DATA FOR THIS EXERCISE ::
+++
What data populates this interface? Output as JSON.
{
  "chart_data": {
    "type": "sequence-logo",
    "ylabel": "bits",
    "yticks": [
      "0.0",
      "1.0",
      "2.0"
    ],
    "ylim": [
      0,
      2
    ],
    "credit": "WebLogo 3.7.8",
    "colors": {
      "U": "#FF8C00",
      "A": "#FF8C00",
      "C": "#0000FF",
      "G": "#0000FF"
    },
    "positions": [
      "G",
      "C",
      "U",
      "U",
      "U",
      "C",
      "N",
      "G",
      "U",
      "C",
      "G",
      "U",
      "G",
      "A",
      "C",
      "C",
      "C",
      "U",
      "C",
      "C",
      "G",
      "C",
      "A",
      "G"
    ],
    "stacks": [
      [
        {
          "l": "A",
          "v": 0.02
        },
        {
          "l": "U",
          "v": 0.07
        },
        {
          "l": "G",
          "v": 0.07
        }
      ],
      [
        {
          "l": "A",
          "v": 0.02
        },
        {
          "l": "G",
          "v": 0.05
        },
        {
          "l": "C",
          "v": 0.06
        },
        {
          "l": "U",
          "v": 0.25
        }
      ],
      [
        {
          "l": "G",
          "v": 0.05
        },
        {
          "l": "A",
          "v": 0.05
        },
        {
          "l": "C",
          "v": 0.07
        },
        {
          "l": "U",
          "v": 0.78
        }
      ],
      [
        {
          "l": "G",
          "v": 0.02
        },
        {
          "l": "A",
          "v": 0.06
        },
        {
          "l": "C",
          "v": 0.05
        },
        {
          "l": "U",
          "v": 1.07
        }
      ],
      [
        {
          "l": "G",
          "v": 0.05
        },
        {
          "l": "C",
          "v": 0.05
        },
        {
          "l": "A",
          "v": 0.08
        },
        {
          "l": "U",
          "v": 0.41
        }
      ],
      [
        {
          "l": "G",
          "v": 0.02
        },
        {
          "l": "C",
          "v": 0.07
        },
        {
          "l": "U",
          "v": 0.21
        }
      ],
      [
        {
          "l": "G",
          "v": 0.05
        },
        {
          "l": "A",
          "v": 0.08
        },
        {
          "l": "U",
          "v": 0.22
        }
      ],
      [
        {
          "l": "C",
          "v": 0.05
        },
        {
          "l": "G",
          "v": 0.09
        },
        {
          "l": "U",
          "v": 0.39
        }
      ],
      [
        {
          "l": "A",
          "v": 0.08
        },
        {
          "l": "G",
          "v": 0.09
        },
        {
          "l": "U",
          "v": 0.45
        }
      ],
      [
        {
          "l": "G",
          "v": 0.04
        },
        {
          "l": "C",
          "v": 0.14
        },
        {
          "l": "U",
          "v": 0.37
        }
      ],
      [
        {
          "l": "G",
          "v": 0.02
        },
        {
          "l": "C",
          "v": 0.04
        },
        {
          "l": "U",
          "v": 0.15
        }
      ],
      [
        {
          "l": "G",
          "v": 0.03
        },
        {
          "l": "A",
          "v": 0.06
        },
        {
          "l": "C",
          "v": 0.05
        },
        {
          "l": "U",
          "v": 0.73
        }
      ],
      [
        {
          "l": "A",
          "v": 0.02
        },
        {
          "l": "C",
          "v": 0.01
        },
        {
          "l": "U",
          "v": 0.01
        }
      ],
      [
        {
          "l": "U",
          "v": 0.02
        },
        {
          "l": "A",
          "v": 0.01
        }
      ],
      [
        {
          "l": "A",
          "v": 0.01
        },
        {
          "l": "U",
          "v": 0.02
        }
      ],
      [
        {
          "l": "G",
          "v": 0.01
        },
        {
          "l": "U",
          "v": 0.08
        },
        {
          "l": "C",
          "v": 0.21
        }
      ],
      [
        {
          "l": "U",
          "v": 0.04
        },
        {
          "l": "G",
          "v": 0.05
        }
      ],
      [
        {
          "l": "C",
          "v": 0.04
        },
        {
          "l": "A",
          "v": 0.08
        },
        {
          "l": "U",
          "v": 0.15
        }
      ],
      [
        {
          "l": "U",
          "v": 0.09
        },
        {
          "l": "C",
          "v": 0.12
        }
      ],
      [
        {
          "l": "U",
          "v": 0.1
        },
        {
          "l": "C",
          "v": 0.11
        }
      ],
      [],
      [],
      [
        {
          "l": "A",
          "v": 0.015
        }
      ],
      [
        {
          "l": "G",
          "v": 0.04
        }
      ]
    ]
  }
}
+++
Please reproduce every line of the material word for word.

What data populates this interface? Output as JSON.
{
  "chart_data": {
    "type": "sequence-logo",
    "ylabel": "bits",
    "yticks": [
      "0.0",
      "1.0",
      "2.0"
    ],
    "ylim": [
      0,
      2
    ],
    "credit": "WebLogo 3.7.8",
    "colors": {
      "U": "#FF8C00",
      "A": "#FF8C00",
      "C": "#0000FF",
      "G": "#0000FF"
    },
    "positions": [
      "G",
      "C",
      "U",
      "U",
      "U",
      "C",
      "N",
      "G",
      "U",
      "C",
      "G",
      "U",
      "G",
      "A",
      "C",
      "C",
      "C",
      "U",
      "C",
      "C",
      "G",
      "C",
      "A",
      "G"
    ],
    "stacks": [
      [
        {
          "l": "A",
          "v": 0.02
        },
        {
          "l": "U",
          "v": 0.07
        },
        {
          "l": "G",
          "v": 0.07
        }
      ],
      [
        {
          "l": "A",
          "v": 0.02
        },
        {
          "l": "G",
          "v": 0.05
        },
        {
          "l": "C",
          "v": 0.06
        },
        {
          "l": "U",
          "v": 0.25
        }
      ],
      [
        {
          "l": "G",
          "v": 0.05
        },
        {
          "l": "A",
          "v": 0.05
        },
        {
          "l": "C",
          "v": 0.07
        },
        {
          "l": "U",
          "v": 0.78
        }
      ],
      [
        {
          "l": "G",
          "v": 0.02
        },
        {
          "l": "A",
          "v": 0.06
        },
        {
          "l": "C",
          "v": 0.05
        },
        {
          "l": "U",
          "v": 1.07
        }
      ],
      [
        {
          "l": "G",
          "v": 0.05
        },
        {
          "l": "C",
          "v": 0.05
        },
        {
          "l": "A",
          "v": 0.08
        },
        {
          "l": "U",
          "v": 0.41
        }
      ],
      [
        {
          "l": "G",
          "v": 0.02
        },
        {
          "l": "C",
          "v": 0.07
        },
        {
          "l": "U",
          "v": 0.21
        }
      ],
      [
        {
          "l": "G",
          "v": 0.05
        },
        {
          "l": "A",
          "v": 0.08
        },
        {
          "l": "U",
          "v": 0.22
        }
      ],
      [
        {
          "l": "C",
          "v": 0.05
        },
        {
          "l": "G",
          "v": 0.09
        },
        {
          "l": "U",
          "v": 0.39
        }
      ],
      [
        {
          "l": "A",
          "v": 0.08
        },
        {
          "l": "G",
          "v": 0.09
        },
        {
          "l": "U",
          "v": 0.45
        }
      ],
      [
        {
          "l": "G",
          "v": 0.04
        },
        {
          "l": "C",
          "v": 0.14
        },
        {
          "l": "U",
          "v": 0.37
        }
      ],
      [
        {
          "l": "G",
          "v": 0.02
        },
        {
          "l": "C",
          "v": 0.04
        },
        {
          "l": "U",
          "v": 0.15
        }
      ],
      [
        {
          "l": "G",
          "v": 0.03
        },
        {
          "l": "A",
          "v": 0.06
        },
        {
          "l": "C",
          "v": 0.05
        },
        {
          "l": "U",
          "v": 0.73
        }
      ],
      [
        {
          "l": "A",
          "v": 0.02
        },
        {
          "l": "C",
          "v": 0.01
        },
        {
          "l": "U",
          "v": 0.01
        }
      ],
      [
        {
          "l": "U",
          "v": 0.02
        },
        {
          "l": "A",
          "v": 0.01
        }
      ],
      [
        {
          "l": "A",
          "v": 0.01
        },
        {
          "l": "U",
          "v": 0.02
        }
      ],
      [
        {
          "l": "G",
          "v": 0.01
        },
        {
          "l": "U",
          "v": 0.08
        },
        {
          "l": "C",
          "v": 0.21
        }
      ],
      [
        {
          "l": "U",
          "v": 0.04
        },
        {
          "l": "G",
          "v": 0.05
        }
      ],
      [
        {
          "l": "C",
          "v": 0.04
        },
        {
          "l": "A",
          "v": 0.08
        },
        {
          "l": "U",
          "v": 0.15
        }
      ],
      [
        {
          "l": "U",
          "v": 0.09
        },
        {
          "l": "C",
          "v": 0.12
        }
      ],
      [
        {
          "l": "U",
          "v": 0.1
        },
        {
          "l": "C",
          "v": 0.11
        }
      ],
      [],
      [],
      [
        {
          "l": "A",
          "v": 0.015
        }
      ],
      [
        {
          "l": "G",
          "v": 0.04
        }
      ]
    ]
  }
}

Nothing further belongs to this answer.